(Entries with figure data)
= = = = =

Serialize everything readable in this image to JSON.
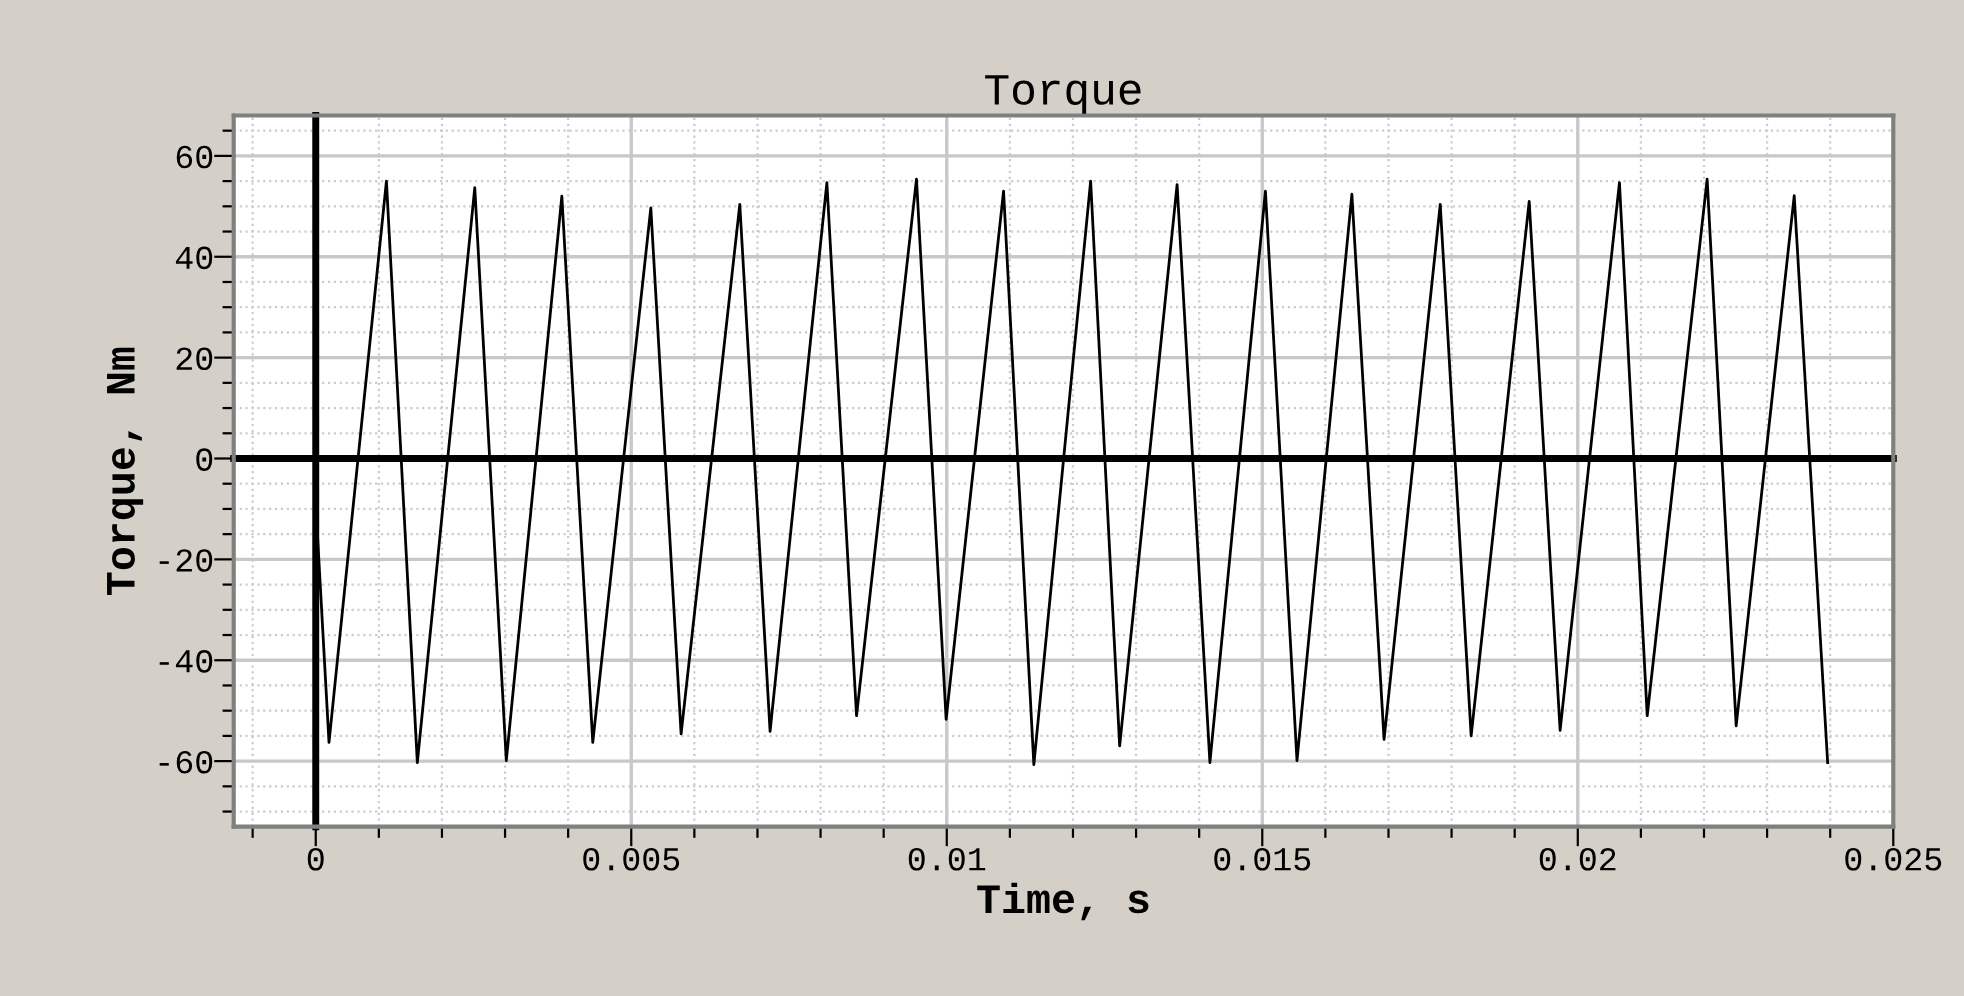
{
  "chart_data": {
    "type": "line",
    "title": "Torque",
    "xlabel": "Time, s",
    "ylabel": "Torque, Nm",
    "x": [
      0,
      0.00021,
      0.00112,
      0.00161,
      0.00252,
      0.00302,
      0.0039,
      0.00439,
      0.00531,
      0.00579,
      0.00672,
      0.0072,
      0.0081,
      0.00857,
      0.00952,
      0.00999,
      0.0109,
      0.01138,
      0.01228,
      0.01274,
      0.01365,
      0.01417,
      0.01505,
      0.01555,
      0.01642,
      0.01693,
      0.01782,
      0.01831,
      0.01923,
      0.01972,
      0.02066,
      0.0211,
      0.02205,
      0.02251,
      0.02343,
      0.02396
    ],
    "series": [
      {
        "color": "#000000",
        "values": [
          -9,
          -56.3,
          55.0,
          -60.3,
          53.7,
          -59.9,
          52.0,
          -56.3,
          49.7,
          -54.6,
          50.4,
          -54.1,
          54.7,
          -51.0,
          55.4,
          -51.7,
          53.0,
          -60.7,
          55.0,
          -57.0,
          54.3,
          -60.3,
          53.0,
          -59.9,
          52.4,
          -55.7,
          50.4,
          -55.0,
          51.0,
          -53.9,
          54.7,
          -51.0,
          55.4,
          -53.0,
          52.1,
          -60.3
        ]
      }
    ],
    "xlim": [
      -0.0013,
      0.025
    ],
    "ylim": [
      -73,
      68
    ],
    "xticks": [
      {
        "value": -0.001,
        "label": null
      },
      0,
      {
        "value": 0.001,
        "label": null
      },
      {
        "value": 0.002,
        "label": null
      },
      {
        "value": 0.003,
        "label": null
      },
      {
        "value": 0.004,
        "label": null
      },
      0.005,
      {
        "value": 0.006,
        "label": null
      },
      {
        "value": 0.007,
        "label": null
      },
      {
        "value": 0.008,
        "label": null
      },
      {
        "value": 0.009,
        "label": null
      },
      0.01,
      {
        "value": 0.011,
        "label": null
      },
      {
        "value": 0.012,
        "label": null
      },
      {
        "value": 0.013,
        "label": null
      },
      {
        "value": 0.014,
        "label": null
      },
      0.015,
      {
        "value": 0.016,
        "label": null
      },
      {
        "value": 0.017,
        "label": null
      },
      {
        "value": 0.018,
        "label": null
      },
      {
        "value": 0.019,
        "label": null
      },
      0.02,
      {
        "value": 0.021,
        "label": null
      },
      {
        "value": 0.022,
        "label": null
      },
      {
        "value": 0.023,
        "label": null
      },
      {
        "value": 0.024,
        "label": null
      },
      0.025
    ],
    "yticks": [
      {
        "value": -70,
        "label": null
      },
      {
        "value": -65,
        "label": null
      },
      -60,
      {
        "value": -55,
        "label": null
      },
      {
        "value": -50,
        "label": null
      },
      {
        "value": -45,
        "label": null
      },
      -40,
      {
        "value": -35,
        "label": null
      },
      {
        "value": -30,
        "label": null
      },
      {
        "value": -25,
        "label": null
      },
      -20,
      {
        "value": -15,
        "label": null
      },
      {
        "value": -10,
        "label": null
      },
      {
        "value": -5,
        "label": null
      },
      0,
      {
        "value": 5,
        "label": null
      },
      {
        "value": 10,
        "label": null
      },
      {
        "value": 15,
        "label": null
      },
      20,
      {
        "value": 25,
        "label": null
      },
      {
        "value": 30,
        "label": null
      },
      {
        "value": 35,
        "label": null
      },
      40,
      {
        "value": 45,
        "label": null
      },
      {
        "value": 50,
        "label": null
      },
      {
        "value": 55,
        "label": null
      },
      60,
      {
        "value": 65,
        "label": null
      }
    ],
    "grid": true,
    "marker": "none",
    "line_style": "solid",
    "legend": false
  }
}
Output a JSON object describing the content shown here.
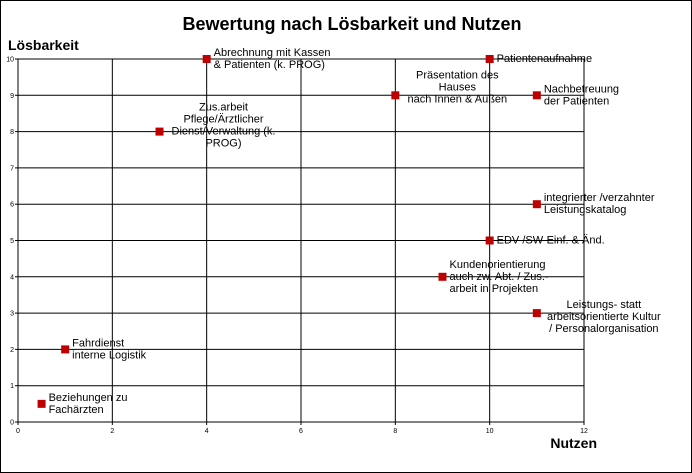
{
  "chart_data": {
    "type": "scatter",
    "title": "Bewertung nach Lösbarkeit und Nutzen",
    "xlabel": "Nutzen",
    "ylabel": "Lösbarkeit",
    "xlim": [
      0,
      12
    ],
    "ylim": [
      0,
      10
    ],
    "x_ticks": [
      0,
      2,
      4,
      6,
      8,
      10,
      12
    ],
    "y_ticks": [
      0,
      1,
      2,
      3,
      4,
      5,
      6,
      7,
      8,
      9,
      10
    ],
    "grid": true,
    "marker_color": "#c00000",
    "points": [
      {
        "x": 4,
        "y": 10,
        "label": [
          "Abrechnung mit Kassen",
          "& Patienten (k. PROG)"
        ]
      },
      {
        "x": 10,
        "y": 10,
        "label": [
          "Patientenaufnahme"
        ]
      },
      {
        "x": 8,
        "y": 9,
        "label": [
          "Präsentation des",
          "Hauses",
          "nach Innen & Außen"
        ]
      },
      {
        "x": 11,
        "y": 9,
        "label": [
          "Nachbetreuung",
          "der Patienten"
        ]
      },
      {
        "x": 3,
        "y": 8,
        "label": [
          "Zus.arbeit",
          "Pflege/Ärztlicher",
          "Dienst/Verwaltung (k.",
          "PROG)"
        ]
      },
      {
        "x": 11,
        "y": 6,
        "label": [
          "integrierter /verzahnter",
          "Leistungskatalog"
        ]
      },
      {
        "x": 10,
        "y": 5,
        "label": [
          "EDV-/SW-Einf. & Änd."
        ]
      },
      {
        "x": 9,
        "y": 4,
        "label": [
          "Kundenorientierung",
          "auch zw. Abt. / Zus.-",
          "arbeit in Projekten"
        ]
      },
      {
        "x": 11,
        "y": 3,
        "label": [
          "Leistungs- statt",
          "arbeitsorientierte Kultur",
          "/ Personalorganisation"
        ]
      },
      {
        "x": 1,
        "y": 2,
        "label": [
          "Fahrdienst",
          "interne Logistik"
        ]
      },
      {
        "x": 0.5,
        "y": 0.5,
        "label": [
          "Beziehungen zu",
          "Fachärzten"
        ]
      }
    ]
  }
}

= = = = =

■ Your task
Find each line holding the word "JSON" and copy it.

■ In response
Serialize everything readable in this image to JSON.
Output a JSON object describing the content shown here.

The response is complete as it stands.